Leave out any picture and return the remaining listing below exactly as given.

[START Excerpted data]

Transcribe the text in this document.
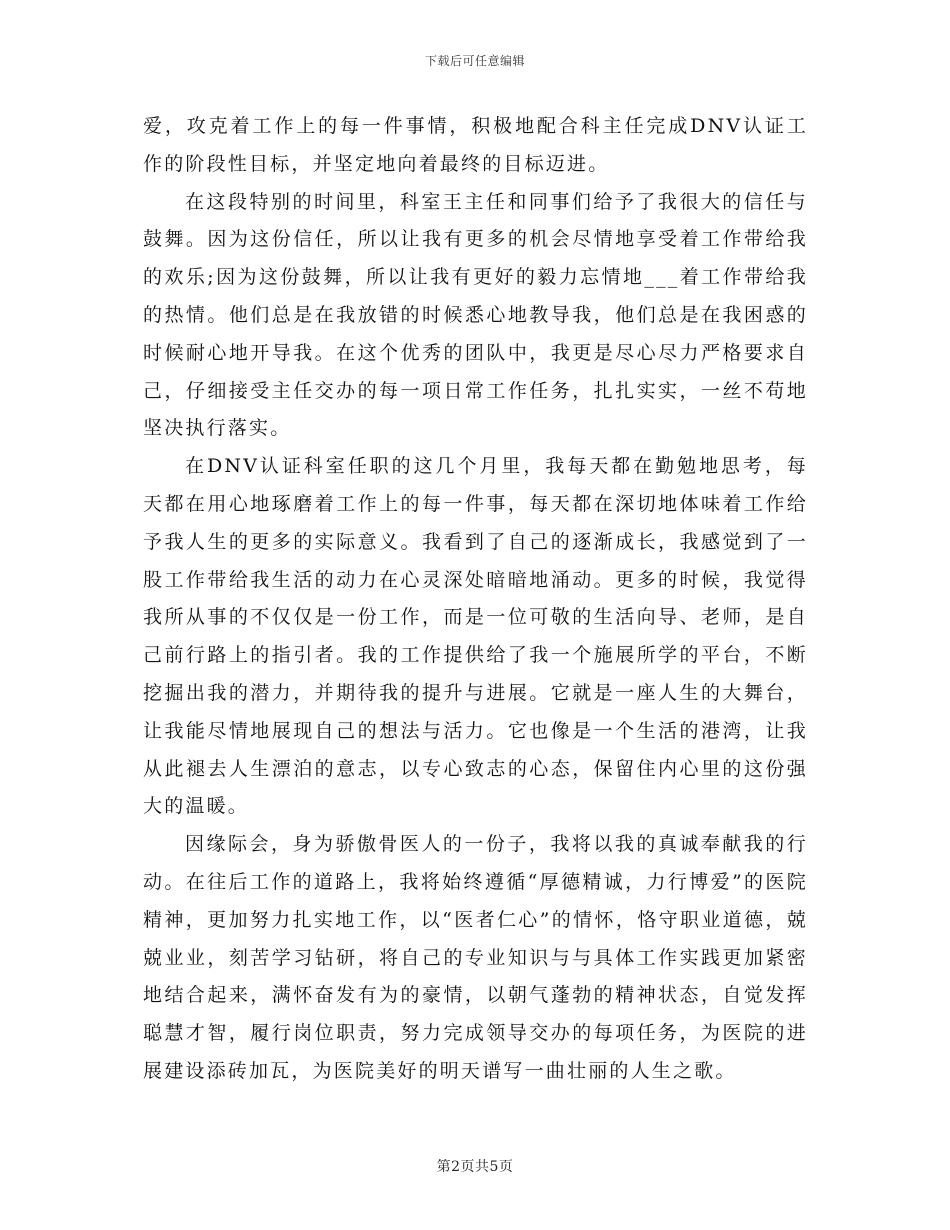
下载后可任意编辑

爱，攻克着工作上的每一件事情，积极地配合科主任完成DNV认证工作的阶段性目标，并坚定地向着最终的目标迈进。

在这段特别的时间里，科室王主任和同事们给予了我很大的信任与鼓舞。因为这份信任，所以让我有更多的机会尽情地享受着工作带给我的欢乐;因为这份鼓舞，所以让我有更好的毅力忘情地___着工作带给我的热情。他们总是在我放错的时候悉心地教导我，他们总是在我困惑的时候耐心地开导我。在这个优秀的团队中，我更是尽心尽力严格要求自己，仔细接受主任交办的每一项日常工作任务，扎扎实实，一丝不苟地坚决执行落实。

在DNV认证科室任职的这几个月里，我每天都在勤勉地思考，每天都在用心地琢磨着工作上的每一件事，每天都在深切地体味着工作给予我人生的更多的实际意义。我看到了自己的逐渐成长，我感觉到了一股工作带给我生活的动力在心灵深处暗暗地涌动。更多的时候，我觉得我所从事的不仅仅是一份工作，而是一位可敬的生活向导、老师，是自己前行路上的指引者。我的工作提供给了我一个施展所学的平台，不断挖掘出我的潜力，并期待我的提升与进展。它就是一座人生的大舞台，让我能尽情地展现自己的想法与活力。它也像是一个生活的港湾，让我从此褪去人生漂泊的意志，以专心致志的心态，保留住内心里的这份强大的温暖。

因缘际会，身为骄傲骨医人的一份子，我将以我的真诚奉献我的行动。在往后工作的道路上，我将始终遵循“厚德精诚，力行博爱”的医院精神，更加努力扎实地工作，以“医者仁心”的情怀，恪守职业道德，兢兢业业，刻苦学习钻研，将自己的专业知识与与具体工作实践更加紧密地结合起来，满怀奋发有为的豪情，以朝气蓬勃的精神状态，自觉发挥聪慧才智，履行岗位职责，努力完成领导交办的每项任务，为医院的进展建设添砖加瓦，为医院美好的明天谱写一曲壮丽的人生之歌。

第2页共5页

[END Excerpted data]

**Exercise result**
Transcribe the text in this document.
下载后可任意编辑

爱，攻克着工作上的每一件事情，积极地配合科主任完成DNV认证工作的阶段性目标，并坚定地向着最终的目标迈进。

在这段特别的时间里，科室王主任和同事们给予了我很大的信任与鼓舞。因为这份信任，所以让我有更多的机会尽情地享受着工作带给我的欢乐;因为这份鼓舞，所以让我有更好的毅力忘情地___着工作带给我的热情。他们总是在我放错的时候悉心地教导我，他们总是在我困惑的时候耐心地开导我。在这个优秀的团队中，我更是尽心尽力严格要求自己，仔细接受主任交办的每一项日常工作任务，扎扎实实，一丝不苟地坚决执行落实。

在DNV认证科室任职的这几个月里，我每天都在勤勉地思考，每天都在用心地琢磨着工作上的每一件事，每天都在深切地体味着工作给予我人生的更多的实际意义。我看到了自己的逐渐成长，我感觉到了一股工作带给我生活的动力在心灵深处暗暗地涌动。更多的时候，我觉得我所从事的不仅仅是一份工作，而是一位可敬的生活向导、老师，是自己前行路上的指引者。我的工作提供给了我一个施展所学的平台，不断挖掘出我的潜力，并期待我的提升与进展。它就是一座人生的大舞台，让我能尽情地展现自己的想法与活力。它也像是一个生活的港湾，让我从此褪去人生漂泊的意志，以专心致志的心态，保留住内心里的这份强大的温暖。

因缘际会，身为骄傲骨医人的一份子，我将以我的真诚奉献我的行动。在往后工作的道路上，我将始终遵循“厚德精诚，力行博爱”的医院精神，更加努力扎实地工作，以“医者仁心”的情怀，恪守职业道德，兢兢业业，刻苦学习钻研，将自己的专业知识与与具体工作实践更加紧密地结合起来，满怀奋发有为的豪情，以朝气蓬勃的精神状态，自觉发挥聪慧才智，履行岗位职责，努力完成领导交办的每项任务，为医院的进展建设添砖加瓦，为医院美好的明天谱写一曲壮丽的人生之歌。

第2页共5页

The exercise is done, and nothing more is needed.